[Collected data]
━━━━━━━━━━━━━━━━━━━━

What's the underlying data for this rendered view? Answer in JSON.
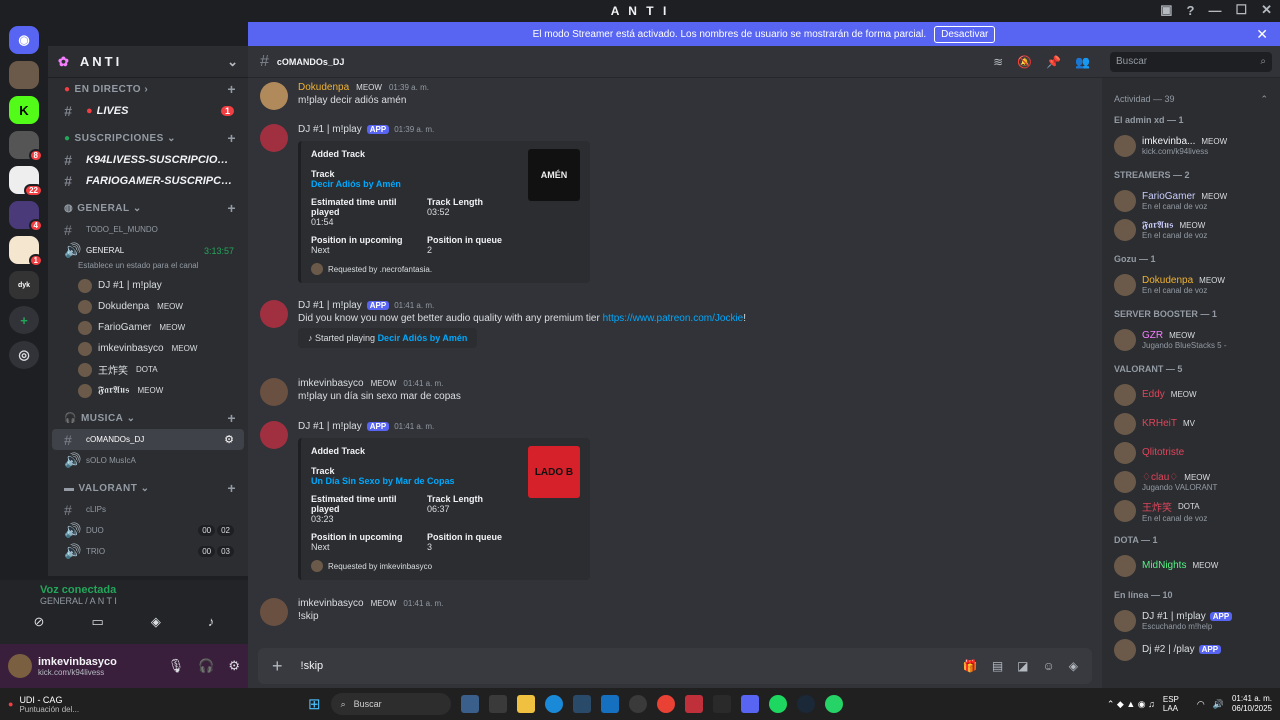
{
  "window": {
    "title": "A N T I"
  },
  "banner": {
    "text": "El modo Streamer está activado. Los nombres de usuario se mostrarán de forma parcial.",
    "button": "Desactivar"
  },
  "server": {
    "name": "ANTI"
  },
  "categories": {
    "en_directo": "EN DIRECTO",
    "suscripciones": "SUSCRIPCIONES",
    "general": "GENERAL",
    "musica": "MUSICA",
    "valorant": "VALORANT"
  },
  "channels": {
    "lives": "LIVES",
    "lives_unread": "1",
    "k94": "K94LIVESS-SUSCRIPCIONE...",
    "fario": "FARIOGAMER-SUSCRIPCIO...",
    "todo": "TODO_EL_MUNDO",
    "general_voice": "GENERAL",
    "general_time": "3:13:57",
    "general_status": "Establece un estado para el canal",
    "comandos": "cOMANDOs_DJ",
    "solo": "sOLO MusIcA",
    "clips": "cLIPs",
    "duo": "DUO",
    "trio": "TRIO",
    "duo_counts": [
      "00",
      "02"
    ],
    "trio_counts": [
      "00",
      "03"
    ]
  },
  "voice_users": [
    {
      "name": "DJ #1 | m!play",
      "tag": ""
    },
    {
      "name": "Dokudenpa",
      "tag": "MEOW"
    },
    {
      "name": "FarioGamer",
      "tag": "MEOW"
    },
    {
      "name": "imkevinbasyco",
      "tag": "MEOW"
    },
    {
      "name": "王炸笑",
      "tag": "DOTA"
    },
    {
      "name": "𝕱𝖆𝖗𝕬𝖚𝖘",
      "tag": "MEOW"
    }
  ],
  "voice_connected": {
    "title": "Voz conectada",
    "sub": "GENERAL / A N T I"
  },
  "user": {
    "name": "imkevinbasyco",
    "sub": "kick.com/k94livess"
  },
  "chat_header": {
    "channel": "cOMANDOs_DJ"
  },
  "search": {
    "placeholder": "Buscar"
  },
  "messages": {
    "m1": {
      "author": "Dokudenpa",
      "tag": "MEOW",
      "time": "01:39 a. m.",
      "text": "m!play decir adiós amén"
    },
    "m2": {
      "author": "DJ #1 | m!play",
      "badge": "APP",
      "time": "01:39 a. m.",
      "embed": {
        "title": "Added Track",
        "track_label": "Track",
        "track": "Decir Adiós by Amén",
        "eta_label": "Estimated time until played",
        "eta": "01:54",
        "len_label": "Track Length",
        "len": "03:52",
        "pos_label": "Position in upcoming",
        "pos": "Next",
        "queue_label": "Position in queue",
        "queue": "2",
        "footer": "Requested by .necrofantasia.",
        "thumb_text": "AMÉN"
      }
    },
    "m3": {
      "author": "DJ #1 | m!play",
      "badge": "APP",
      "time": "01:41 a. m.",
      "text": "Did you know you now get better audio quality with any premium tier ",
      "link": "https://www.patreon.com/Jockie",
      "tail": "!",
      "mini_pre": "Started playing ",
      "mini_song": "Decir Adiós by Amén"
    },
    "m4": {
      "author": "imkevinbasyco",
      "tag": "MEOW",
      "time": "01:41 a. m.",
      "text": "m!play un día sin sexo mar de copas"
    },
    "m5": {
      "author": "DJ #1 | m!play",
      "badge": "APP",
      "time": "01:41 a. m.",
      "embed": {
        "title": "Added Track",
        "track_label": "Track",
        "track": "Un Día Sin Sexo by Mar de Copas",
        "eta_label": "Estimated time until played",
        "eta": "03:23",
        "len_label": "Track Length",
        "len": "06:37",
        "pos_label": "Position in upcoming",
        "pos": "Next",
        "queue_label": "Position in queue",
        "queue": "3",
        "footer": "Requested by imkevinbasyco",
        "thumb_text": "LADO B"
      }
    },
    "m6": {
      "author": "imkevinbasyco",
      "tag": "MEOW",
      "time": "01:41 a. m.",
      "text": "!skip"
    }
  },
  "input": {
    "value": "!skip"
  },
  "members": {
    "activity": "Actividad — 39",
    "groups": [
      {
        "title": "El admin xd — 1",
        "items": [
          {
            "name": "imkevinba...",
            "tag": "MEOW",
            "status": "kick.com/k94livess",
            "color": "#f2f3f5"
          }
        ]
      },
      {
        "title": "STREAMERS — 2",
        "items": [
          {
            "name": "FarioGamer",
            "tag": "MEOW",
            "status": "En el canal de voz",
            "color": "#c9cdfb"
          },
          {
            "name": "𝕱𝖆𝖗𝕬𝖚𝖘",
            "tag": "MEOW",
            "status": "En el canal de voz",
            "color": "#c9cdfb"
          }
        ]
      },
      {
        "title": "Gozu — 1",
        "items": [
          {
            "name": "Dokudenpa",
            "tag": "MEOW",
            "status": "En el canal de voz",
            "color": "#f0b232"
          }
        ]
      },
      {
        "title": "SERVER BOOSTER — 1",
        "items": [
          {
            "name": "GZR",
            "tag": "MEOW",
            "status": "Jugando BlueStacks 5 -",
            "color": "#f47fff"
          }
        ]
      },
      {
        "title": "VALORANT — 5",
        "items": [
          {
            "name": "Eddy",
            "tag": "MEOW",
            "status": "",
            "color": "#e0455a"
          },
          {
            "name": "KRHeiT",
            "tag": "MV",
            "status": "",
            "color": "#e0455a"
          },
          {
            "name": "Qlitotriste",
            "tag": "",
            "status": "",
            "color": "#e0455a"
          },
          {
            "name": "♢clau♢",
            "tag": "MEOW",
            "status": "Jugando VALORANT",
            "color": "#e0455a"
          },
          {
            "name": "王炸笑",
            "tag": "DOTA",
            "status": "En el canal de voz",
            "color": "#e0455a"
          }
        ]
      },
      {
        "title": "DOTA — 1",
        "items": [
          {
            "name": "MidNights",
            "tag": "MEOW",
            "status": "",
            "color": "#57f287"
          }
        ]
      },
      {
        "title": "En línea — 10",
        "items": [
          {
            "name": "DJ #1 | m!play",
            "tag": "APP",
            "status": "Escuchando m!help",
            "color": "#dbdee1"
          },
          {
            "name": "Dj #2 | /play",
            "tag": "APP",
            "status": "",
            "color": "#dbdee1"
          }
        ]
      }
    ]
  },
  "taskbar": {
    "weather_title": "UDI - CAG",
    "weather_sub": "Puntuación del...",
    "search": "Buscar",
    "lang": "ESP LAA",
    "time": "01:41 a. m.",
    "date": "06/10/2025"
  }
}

━━━━━━━━━━━━━━━━━━━━

SET TASK: Find all lines holding the string "Dokudenpa" and copy them.

WRITTEN SOLUTION:
      "name": "Dokudenpa",
      "author": "Dokudenpa",
            "name": "Dokudenpa",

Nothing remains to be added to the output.